Repeat what the lines below say, word for word, and skip every image.

┄┄┄┄┄┄

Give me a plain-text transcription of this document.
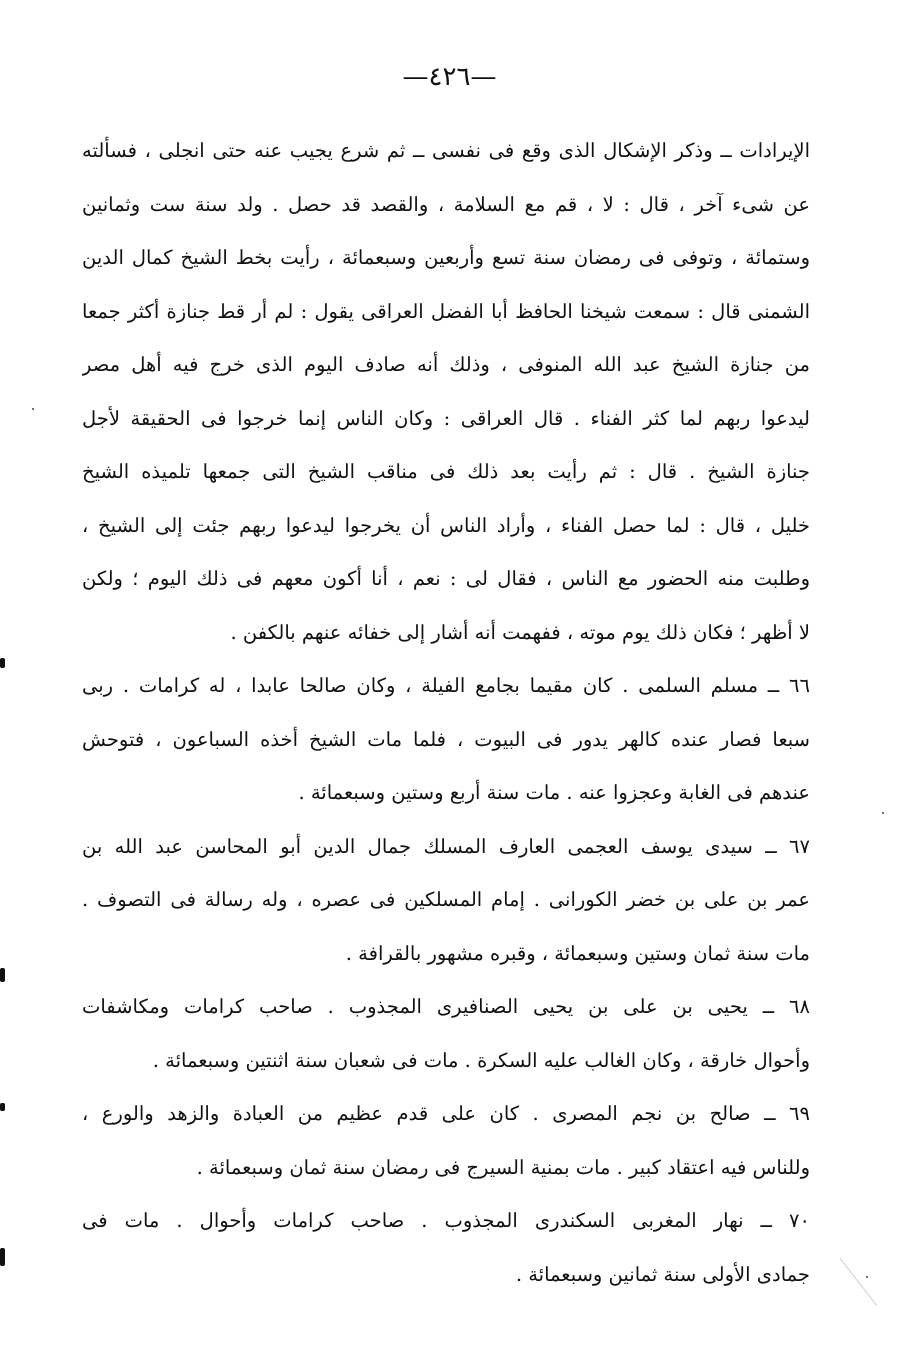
—٤٢٦—
الإيرادات ــ وذكر الإشكال الذى وقع فى نفسى ــ ثم شرع يجيب عنه حتى انجلى ، فسألته
عن شىء آخر ، قال : لا ، قم مع السلامة ، والقصد قد حصل . ولد سنة ست وثمانين
وستمائة ، وتوفى فى رمضان سنة تسع وأربعين وسبعمائة ، رأيت بخط الشيخ كمال الدين
الشمنى قال : سمعت شيخنا الحافظ أبا الفضل العراقى يقول : لم أر قط جنازة أكثر جمعا
من جنازة الشيخ عبد الله المنوفى ، وذلك أنه صادف اليوم الذى خرج فيه أهل مصر
ليدعوا ربهم لما كثر الفناء . قال العراقى : وكان الناس إنما خرجوا فى الحقيقة لأجل
جنازة الشيخ . قال : ثم رأيت بعد ذلك فى مناقب الشيخ التى جمعها تلميذه الشيخ
خليل ، قال : لما حصل الفناء ، وأراد الناس أن يخرجوا ليدعوا ربهم جئت إلى الشيخ ،
وطلبت منه الحضور مع الناس ، فقال لى : نعم ، أنا أكون معهم فى ذلك اليوم ؛ ولكن
لا أظهر ؛ فكان ذلك يوم موته ، ففهمت أنه أشار إلى خفائه عنهم بالكفن .
٦٦ ــ مسلم السلمى . كان مقيما بجامع الفيلة ، وكان صالحا عابدا ، له كرامات . ربى
سبعا فصار عنده كالهر يدور فى البيوت ، فلما مات الشيخ أخذه السباعون ، فتوحش
عندهم فى الغابة وعجزوا عنه . مات سنة أربع وستين وسبعمائة .
٦٧ ــ سيدى يوسف العجمى العارف المسلك جمال الدين أبو المحاسن عبد الله بن
عمر بن على بن خضر الكورانى . إمام المسلكين فى عصره ، وله رسالة فى التصوف .
مات سنة ثمان وستين وسبعمائة ، وقبره مشهور بالقرافة .
٦٨ ــ يحيى بن على بن يحيى الصنافيرى المجذوب . صاحب كرامات ومكاشفات
وأحوال خارقة ، وكان الغالب عليه السكرة . مات فى شعبان سنة اثنتين وسبعمائة .
٦٩ ــ صالح بن نجم المصرى . كان على قدم عظيم من العبادة والزهد والورع ،
وللناس فيه اعتقاد كبير . مات بمنية السيرج فى رمضان سنة ثمان وسبعمائة .
٧٠ ــ نهار المغربى السكندرى المجذوب . صاحب كرامات وأحوال . مات فى
جمادى الأولى سنة ثمانين وسبعمائة .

┄┄┄┄┄┄

■ **RESULT**
Give me a plain-text transcription of this document.
—٤٢٦—
الإيرادات ــ وذكر الإشكال الذى وقع فى نفسى ــ ثم شرع يجيب عنه حتى انجلى ، فسألته
عن شىء آخر ، قال : لا ، قم مع السلامة ، والقصد قد حصل . ولد سنة ست وثمانين
وستمائة ، وتوفى فى رمضان سنة تسع وأربعين وسبعمائة ، رأيت بخط الشيخ كمال الدين
الشمنى قال : سمعت شيخنا الحافظ أبا الفضل العراقى يقول : لم أر قط جنازة أكثر جمعا
من جنازة الشيخ عبد الله المنوفى ، وذلك أنه صادف اليوم الذى خرج فيه أهل مصر
ليدعوا ربهم لما كثر الفناء . قال العراقى : وكان الناس إنما خرجوا فى الحقيقة لأجل
جنازة الشيخ . قال : ثم رأيت بعد ذلك فى مناقب الشيخ التى جمعها تلميذه الشيخ
خليل ، قال : لما حصل الفناء ، وأراد الناس أن يخرجوا ليدعوا ربهم جئت إلى الشيخ ،
وطلبت منه الحضور مع الناس ، فقال لى : نعم ، أنا أكون معهم فى ذلك اليوم ؛ ولكن
لا أظهر ؛ فكان ذلك يوم موته ، ففهمت أنه أشار إلى خفائه عنهم بالكفن .
٦٦ ــ مسلم السلمى . كان مقيما بجامع الفيلة ، وكان صالحا عابدا ، له كرامات . ربى
سبعا فصار عنده كالهر يدور فى البيوت ، فلما مات الشيخ أخذه السباعون ، فتوحش
عندهم فى الغابة وعجزوا عنه . مات سنة أربع وستين وسبعمائة .
٦٧ ــ سيدى يوسف العجمى العارف المسلك جمال الدين أبو المحاسن عبد الله بن
عمر بن على بن خضر الكورانى . إمام المسلكين فى عصره ، وله رسالة فى التصوف .
مات سنة ثمان وستين وسبعمائة ، وقبره مشهور بالقرافة .
٦٨ ــ يحيى بن على بن يحيى الصنافيرى المجذوب . صاحب كرامات ومكاشفات
وأحوال خارقة ، وكان الغالب عليه السكرة . مات فى شعبان سنة اثنتين وسبعمائة .
٦٩ ــ صالح بن نجم المصرى . كان على قدم عظيم من العبادة والزهد والورع ،
وللناس فيه اعتقاد كبير . مات بمنية السيرج فى رمضان سنة ثمان وسبعمائة .
٧٠ ــ نهار المغربى السكندرى المجذوب . صاحب كرامات وأحوال . مات فى
جمادى الأولى سنة ثمانين وسبعمائة .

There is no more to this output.